• [Set task]: Lines that hold the word "accounting" should be located and copied.

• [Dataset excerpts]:
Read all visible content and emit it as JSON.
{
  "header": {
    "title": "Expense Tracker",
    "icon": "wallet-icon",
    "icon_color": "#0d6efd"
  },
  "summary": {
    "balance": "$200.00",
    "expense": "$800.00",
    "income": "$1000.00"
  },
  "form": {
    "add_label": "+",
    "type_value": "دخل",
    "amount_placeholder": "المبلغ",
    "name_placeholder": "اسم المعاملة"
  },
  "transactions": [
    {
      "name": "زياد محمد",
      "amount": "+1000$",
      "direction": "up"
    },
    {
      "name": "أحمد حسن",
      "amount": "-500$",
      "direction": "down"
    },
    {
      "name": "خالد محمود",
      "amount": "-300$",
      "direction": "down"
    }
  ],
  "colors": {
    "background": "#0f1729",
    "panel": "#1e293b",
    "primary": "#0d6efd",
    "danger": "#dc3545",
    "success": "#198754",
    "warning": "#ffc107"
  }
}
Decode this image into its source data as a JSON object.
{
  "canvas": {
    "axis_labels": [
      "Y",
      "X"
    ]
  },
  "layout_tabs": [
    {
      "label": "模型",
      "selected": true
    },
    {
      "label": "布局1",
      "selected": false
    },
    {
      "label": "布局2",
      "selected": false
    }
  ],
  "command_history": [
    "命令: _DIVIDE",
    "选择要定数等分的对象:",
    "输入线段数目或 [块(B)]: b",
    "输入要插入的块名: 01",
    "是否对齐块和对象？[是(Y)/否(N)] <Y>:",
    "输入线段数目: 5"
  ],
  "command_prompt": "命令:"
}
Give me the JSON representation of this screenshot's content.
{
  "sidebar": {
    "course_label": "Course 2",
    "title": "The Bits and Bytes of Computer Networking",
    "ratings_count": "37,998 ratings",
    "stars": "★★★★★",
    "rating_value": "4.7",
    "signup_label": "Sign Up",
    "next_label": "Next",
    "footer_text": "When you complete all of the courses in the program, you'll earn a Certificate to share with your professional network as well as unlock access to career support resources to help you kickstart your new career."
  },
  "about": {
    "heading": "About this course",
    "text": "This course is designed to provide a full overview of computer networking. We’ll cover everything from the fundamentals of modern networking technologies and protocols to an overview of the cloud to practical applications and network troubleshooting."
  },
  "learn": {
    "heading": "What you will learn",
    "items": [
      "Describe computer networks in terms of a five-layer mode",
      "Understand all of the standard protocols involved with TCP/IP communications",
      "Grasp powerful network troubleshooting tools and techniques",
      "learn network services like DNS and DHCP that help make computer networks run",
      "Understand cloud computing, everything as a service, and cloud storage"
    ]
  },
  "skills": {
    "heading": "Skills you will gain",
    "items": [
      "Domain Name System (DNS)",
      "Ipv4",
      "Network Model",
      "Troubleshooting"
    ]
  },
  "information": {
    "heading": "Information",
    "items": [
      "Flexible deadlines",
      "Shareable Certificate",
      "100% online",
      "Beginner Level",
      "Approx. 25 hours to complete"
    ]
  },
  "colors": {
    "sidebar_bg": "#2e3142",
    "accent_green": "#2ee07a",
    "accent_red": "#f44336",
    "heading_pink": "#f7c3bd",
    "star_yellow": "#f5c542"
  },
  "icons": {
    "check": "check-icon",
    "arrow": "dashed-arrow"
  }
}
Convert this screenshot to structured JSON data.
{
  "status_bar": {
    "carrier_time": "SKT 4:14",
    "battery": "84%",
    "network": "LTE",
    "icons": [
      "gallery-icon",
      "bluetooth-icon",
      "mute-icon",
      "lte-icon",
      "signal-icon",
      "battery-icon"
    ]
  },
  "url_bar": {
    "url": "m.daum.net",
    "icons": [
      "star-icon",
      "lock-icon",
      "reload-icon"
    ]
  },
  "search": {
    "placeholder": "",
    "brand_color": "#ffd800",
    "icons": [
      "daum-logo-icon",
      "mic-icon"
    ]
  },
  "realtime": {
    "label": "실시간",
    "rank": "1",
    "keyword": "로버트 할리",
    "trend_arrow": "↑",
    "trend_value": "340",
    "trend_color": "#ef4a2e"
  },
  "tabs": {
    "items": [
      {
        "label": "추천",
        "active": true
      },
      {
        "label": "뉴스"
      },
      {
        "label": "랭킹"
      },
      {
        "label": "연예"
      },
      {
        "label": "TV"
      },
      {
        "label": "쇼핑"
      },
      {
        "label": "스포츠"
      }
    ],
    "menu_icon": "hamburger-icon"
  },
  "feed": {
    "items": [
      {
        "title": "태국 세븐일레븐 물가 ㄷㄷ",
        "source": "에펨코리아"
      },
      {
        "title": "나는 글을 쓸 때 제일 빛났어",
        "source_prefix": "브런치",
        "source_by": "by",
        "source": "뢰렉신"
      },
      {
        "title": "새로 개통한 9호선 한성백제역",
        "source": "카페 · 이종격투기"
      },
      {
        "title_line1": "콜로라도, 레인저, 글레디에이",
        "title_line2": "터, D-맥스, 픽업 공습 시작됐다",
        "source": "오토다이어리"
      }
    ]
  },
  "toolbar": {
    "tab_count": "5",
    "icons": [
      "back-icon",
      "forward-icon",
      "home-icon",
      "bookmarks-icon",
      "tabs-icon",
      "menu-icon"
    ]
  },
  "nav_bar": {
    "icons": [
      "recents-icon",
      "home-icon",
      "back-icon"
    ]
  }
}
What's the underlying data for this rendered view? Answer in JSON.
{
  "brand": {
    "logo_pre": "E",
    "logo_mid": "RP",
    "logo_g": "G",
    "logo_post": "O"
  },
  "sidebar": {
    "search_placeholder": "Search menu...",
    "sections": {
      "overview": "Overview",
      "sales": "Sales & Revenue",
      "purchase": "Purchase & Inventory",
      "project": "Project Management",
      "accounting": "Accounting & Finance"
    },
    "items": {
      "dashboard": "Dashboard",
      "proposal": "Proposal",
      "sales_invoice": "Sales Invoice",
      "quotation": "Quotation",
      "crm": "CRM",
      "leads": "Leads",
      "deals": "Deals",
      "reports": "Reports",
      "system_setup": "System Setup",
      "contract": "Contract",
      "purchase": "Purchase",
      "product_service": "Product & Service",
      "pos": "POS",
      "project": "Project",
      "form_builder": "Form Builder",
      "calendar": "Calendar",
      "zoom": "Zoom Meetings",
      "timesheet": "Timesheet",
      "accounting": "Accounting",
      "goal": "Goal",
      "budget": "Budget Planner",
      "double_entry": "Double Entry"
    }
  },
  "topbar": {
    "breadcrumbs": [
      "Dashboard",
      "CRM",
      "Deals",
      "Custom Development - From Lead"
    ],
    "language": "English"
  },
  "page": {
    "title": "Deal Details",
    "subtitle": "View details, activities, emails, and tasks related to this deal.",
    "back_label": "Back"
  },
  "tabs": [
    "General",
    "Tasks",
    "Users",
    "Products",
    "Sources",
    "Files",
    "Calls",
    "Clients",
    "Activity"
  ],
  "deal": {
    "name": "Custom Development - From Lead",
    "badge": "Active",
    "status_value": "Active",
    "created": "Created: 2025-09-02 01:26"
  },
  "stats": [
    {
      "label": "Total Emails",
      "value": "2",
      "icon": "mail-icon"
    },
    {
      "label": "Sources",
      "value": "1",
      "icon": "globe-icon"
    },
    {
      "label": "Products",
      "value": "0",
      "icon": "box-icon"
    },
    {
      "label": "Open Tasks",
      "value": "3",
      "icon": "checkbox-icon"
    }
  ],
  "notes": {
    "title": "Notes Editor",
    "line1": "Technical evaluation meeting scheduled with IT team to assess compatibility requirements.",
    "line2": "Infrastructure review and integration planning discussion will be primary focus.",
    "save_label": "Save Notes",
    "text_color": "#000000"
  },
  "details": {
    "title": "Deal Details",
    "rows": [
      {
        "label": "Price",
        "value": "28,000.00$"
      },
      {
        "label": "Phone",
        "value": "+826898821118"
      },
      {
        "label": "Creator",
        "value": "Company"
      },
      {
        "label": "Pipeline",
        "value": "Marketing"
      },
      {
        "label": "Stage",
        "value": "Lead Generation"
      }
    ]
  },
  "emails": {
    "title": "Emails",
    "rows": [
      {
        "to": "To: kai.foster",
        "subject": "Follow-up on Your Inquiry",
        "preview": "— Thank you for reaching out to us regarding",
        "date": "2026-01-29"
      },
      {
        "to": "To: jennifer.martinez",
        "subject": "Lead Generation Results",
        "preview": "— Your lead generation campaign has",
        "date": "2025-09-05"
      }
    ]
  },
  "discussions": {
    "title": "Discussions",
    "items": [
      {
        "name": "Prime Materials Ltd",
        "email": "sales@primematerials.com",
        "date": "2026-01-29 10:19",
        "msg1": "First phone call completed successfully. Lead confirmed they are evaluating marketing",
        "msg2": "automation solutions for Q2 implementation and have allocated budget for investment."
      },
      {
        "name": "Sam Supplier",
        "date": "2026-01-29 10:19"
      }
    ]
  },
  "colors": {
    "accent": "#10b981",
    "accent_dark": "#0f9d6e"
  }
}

• [Task solution]:
      "accounting": "Accounting & Finance"
      "accounting": "Accounting",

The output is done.